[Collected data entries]
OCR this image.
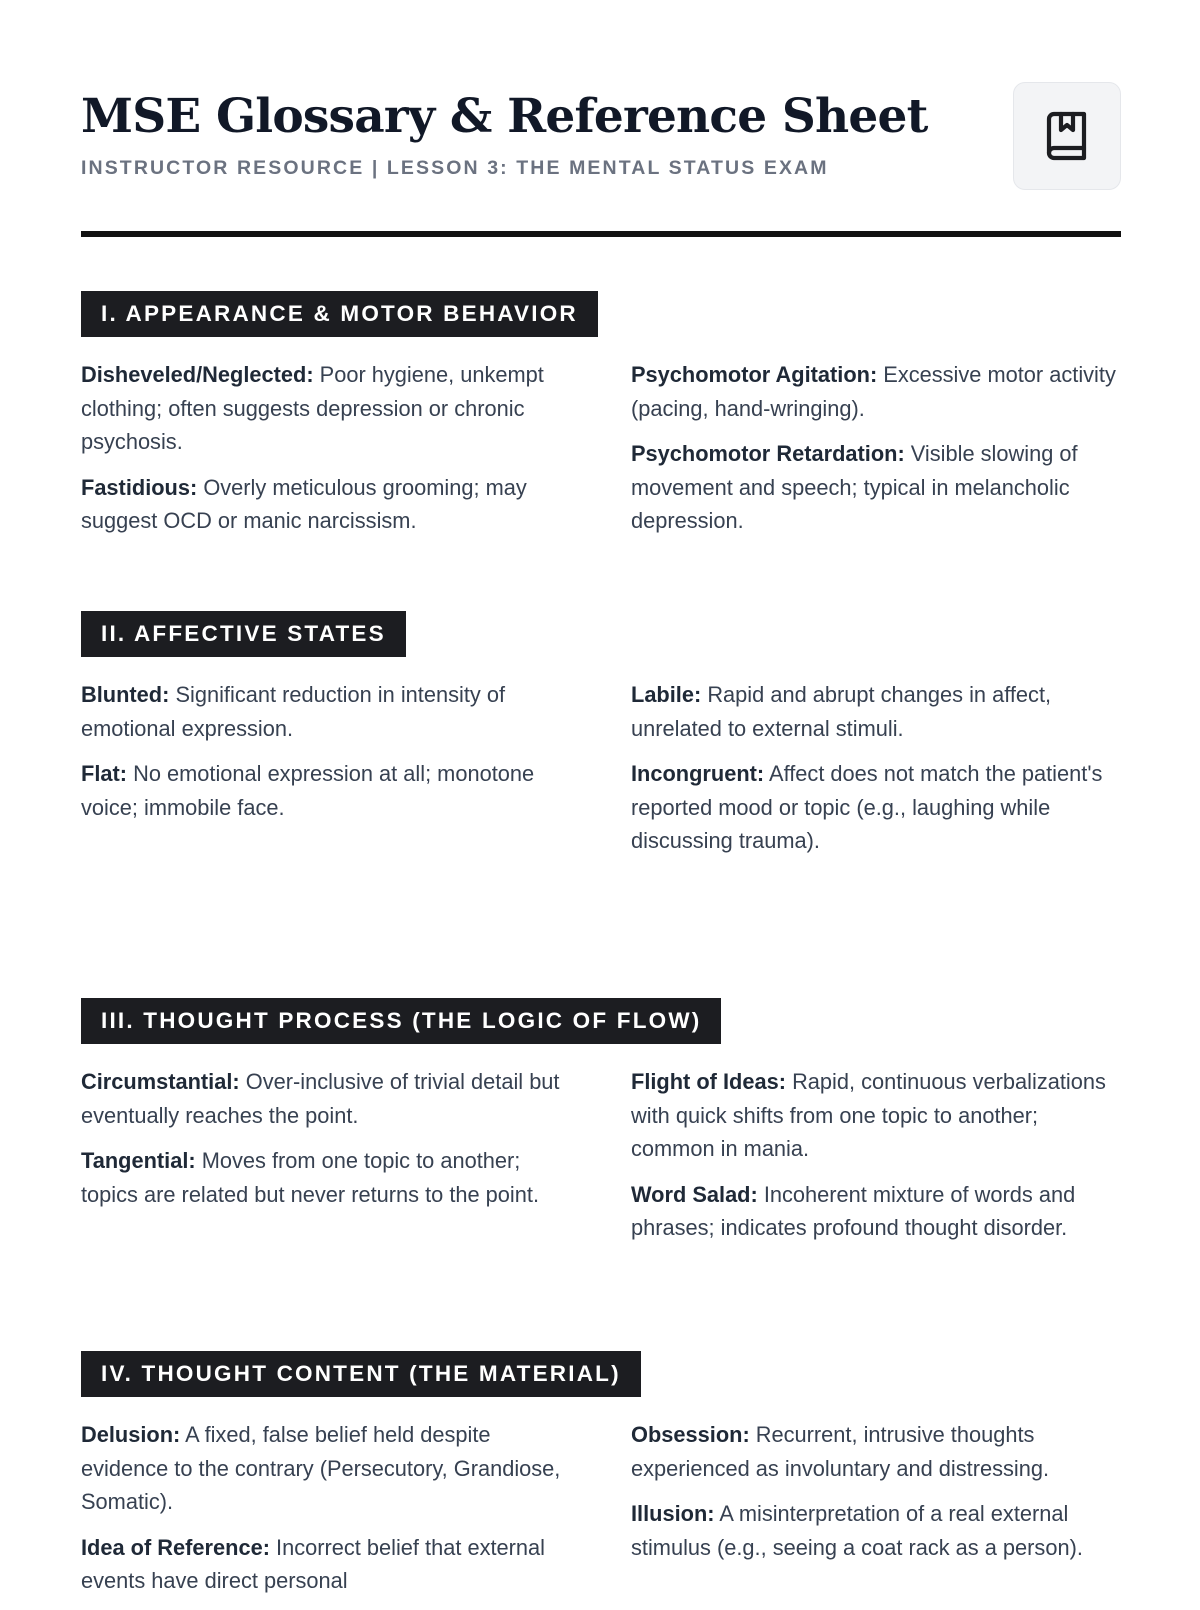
MSE Glossary & Reference Sheet
INSTRUCTOR RESOURCE | LESSON 3: THE MENTAL STATUS EXAM
I. APPEARANCE & MOTOR BEHAVIOR

Disheveled/Neglected: Poor hygiene, unkempt clothing; often suggests depression or chronic psychosis.

Fastidious: Overly meticulous grooming; may suggest OCD or manic narcissism.

Psychomotor Agitation: Excessive motor activity (pacing, hand-wringing).

Psychomotor Retardation: Visible slowing of movement and speech; typical in melancholic depression.

II. AFFECTIVE STATES

Blunted: Significant reduction in intensity of emotional expression.

Flat: No emotional expression at all; monotone voice; immobile face.

Labile: Rapid and abrupt changes in affect, unrelated to external stimuli.

Incongruent: Affect does not match the patient's reported mood or topic (e.g., laughing while discussing trauma).

III. THOUGHT PROCESS (THE LOGIC OF FLOW)

Circumstantial: Over-inclusive of trivial detail but eventually reaches the point.

Tangential: Moves from one topic to another; topics are related but never returns to the point.

Flight of Ideas: Rapid, continuous verbalizations with quick shifts from one topic to another; common in mania.

Word Salad: Incoherent mixture of words and phrases; indicates profound thought disorder.

IV. THOUGHT CONTENT (THE MATERIAL)

Delusion: A fixed, false belief held despite evidence to the contrary (Persecutory, Grandiose, Somatic).

Idea of Reference: Incorrect belief that external events have direct personal

Obsession: Recurrent, intrusive thoughts experienced as involuntary and distressing.

Illusion: A misinterpretation of a real external stimulus (e.g., seeing a coat rack as a person).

→ **Exercise objective**
Set down every record once more, word for word, without pictures.

→ **Response for this exercise**
OCR this image.
MSE Glossary & Reference Sheet
INSTRUCTOR RESOURCE | LESSON 3: THE MENTAL STATUS EXAM
I. APPEARANCE & MOTOR BEHAVIOR

Disheveled/Neglected: Poor hygiene, unkempt clothing; often suggests depression or chronic psychosis.

Fastidious: Overly meticulous grooming; may suggest OCD or manic narcissism.

Psychomotor Agitation: Excessive motor activity (pacing, hand-wringing).

Psychomotor Retardation: Visible slowing of movement and speech; typical in melancholic depression.

II. AFFECTIVE STATES

Blunted: Significant reduction in intensity of emotional expression.

Flat: No emotional expression at all; monotone voice; immobile face.

Labile: Rapid and abrupt changes in affect, unrelated to external stimuli.

Incongruent: Affect does not match the patient's reported mood or topic (e.g., laughing while discussing trauma).

III. THOUGHT PROCESS (THE LOGIC OF FLOW)

Circumstantial: Over-inclusive of trivial detail but eventually reaches the point.

Tangential: Moves from one topic to another; topics are related but never returns to the point.

Flight of Ideas: Rapid, continuous verbalizations with quick shifts from one topic to another; common in mania.

Word Salad: Incoherent mixture of words and phrases; indicates profound thought disorder.

IV. THOUGHT CONTENT (THE MATERIAL)

Delusion: A fixed, false belief held despite evidence to the contrary (Persecutory, Grandiose, Somatic).

Idea of Reference: Incorrect belief that external events have direct personal

Obsession: Recurrent, intrusive thoughts experienced as involuntary and distressing.

Illusion: A misinterpretation of a real external stimulus (e.g., seeing a coat rack as a person).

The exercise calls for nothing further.